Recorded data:
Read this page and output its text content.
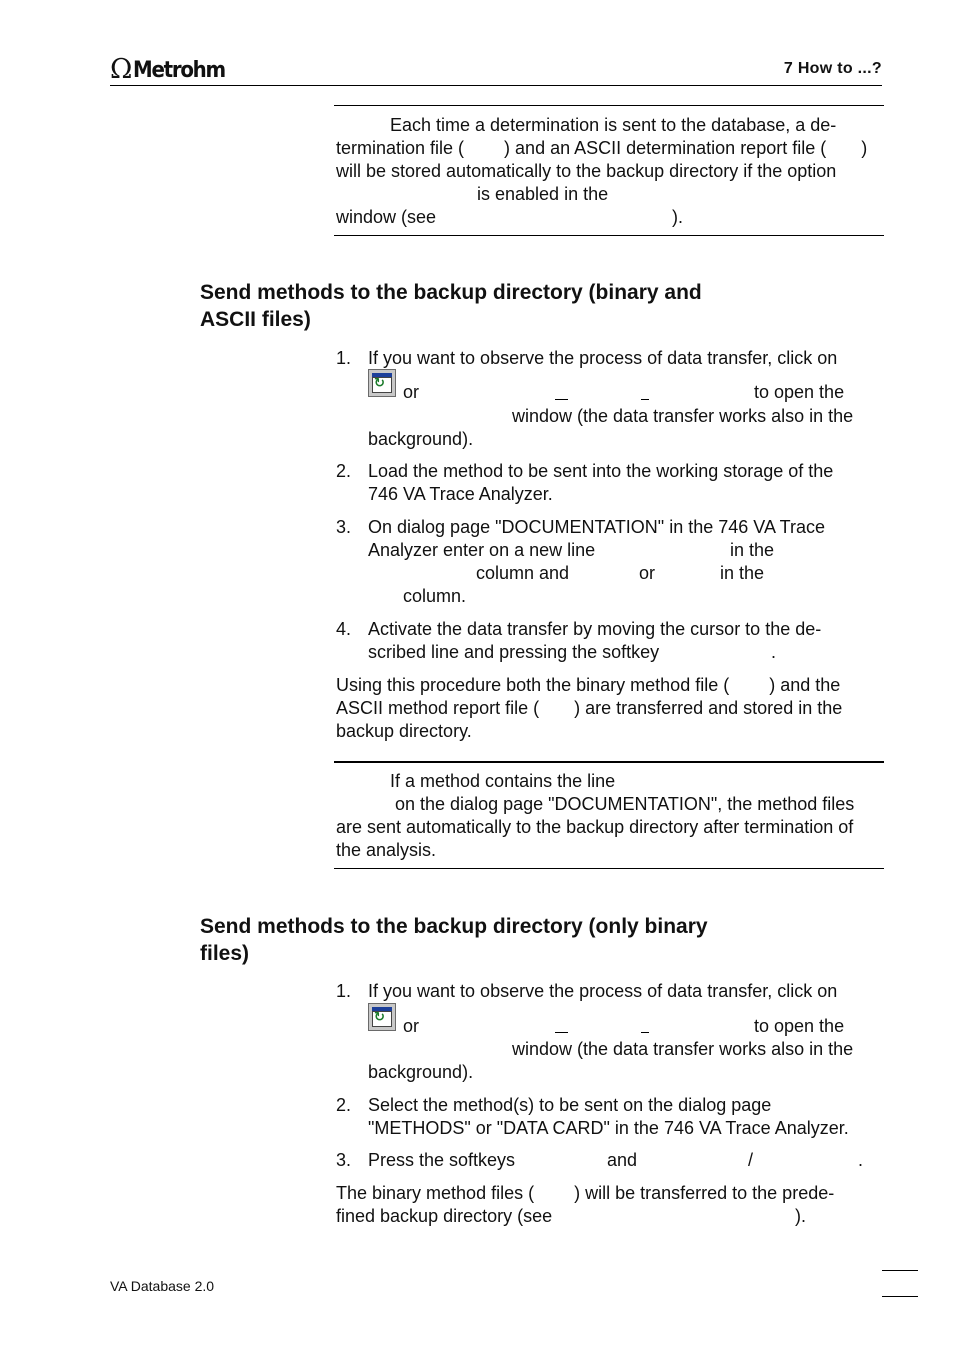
Ω Metrohm	7 How to ...?
Each time a determination is sent to the database, a de-
termination file (        ) and an ASCII determination report file (       )
will be stored automatically to the backup directory if the option
is enabled in the
window (see	).
Send methods to the backup directory (binary and
ASCII files)
1. If you want to observe the process of data transfer, click on
↻ or	to open the
window (the data transfer works also in the
background).
2. Load the method to be sent into the working storage of the
746 VA Trace Analyzer.
3. On dialog page "DOCUMENTATION" in the 746 VA Trace
Analyzer enter on a new line	in the
column and	or	in the
column.
4. Activate the data transfer by moving the cursor to the de-
scribed line and pressing the softkey	.
Using this procedure both the binary method file (        ) and the
ASCII method report file (       ) are transferred and stored in the
backup directory.
If a method contains the line
on the dialog page "DOCUMENTATION", the method files
are sent automatically to the backup directory after termination of
the analysis.
Send methods to the backup directory (only binary
files)
1. If you want to observe the process of data transfer, click on
↻ or	to open the
window (the data transfer works also in the
background).
2. Select the method(s) to be sent on the dialog page
"METHODS" or "DATA CARD" in the 746 VA Trace Analyzer.
3. Press the softkeys	and	/	.
The binary method files (        ) will be transferred to the prede-
fined backup directory (see	).
VA Database 2.0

• Stated exercise
Leave out the pictures and repeat everything else in the records exactly.

• Answer to this exercise
Read this page and output its text content.
Ω Metrohm	7 How to ...?
Each time a determination is sent to the database, a de-
termination file (        ) and an ASCII determination report file (       )
will be stored automatically to the backup directory if the option
is enabled in the
window (see	).
Send methods to the backup directory (binary and
ASCII files)
1. If you want to observe the process of data transfer, click on
↻ or	to open the
window (the data transfer works also in the
background).
2. Load the method to be sent into the working storage of the
746 VA Trace Analyzer.
3. On dialog page "DOCUMENTATION" in the 746 VA Trace
Analyzer enter on a new line	in the
column and	or	in the
column.
4. Activate the data transfer by moving the cursor to the de-
scribed line and pressing the softkey	.
Using this procedure both the binary method file (        ) and the
ASCII method report file (       ) are transferred and stored in the
backup directory.
If a method contains the line
on the dialog page "DOCUMENTATION", the method files
are sent automatically to the backup directory after termination of
the analysis.
Send methods to the backup directory (only binary
files)
1. If you want to observe the process of data transfer, click on
↻ or	to open the
window (the data transfer works also in the
background).
2. Select the method(s) to be sent on the dialog page
"METHODS" or "DATA CARD" in the 746 VA Trace Analyzer.
3. Press the softkeys	and	/	.
The binary method files (        ) will be transferred to the prede-
fined backup directory (see	).
VA Database 2.0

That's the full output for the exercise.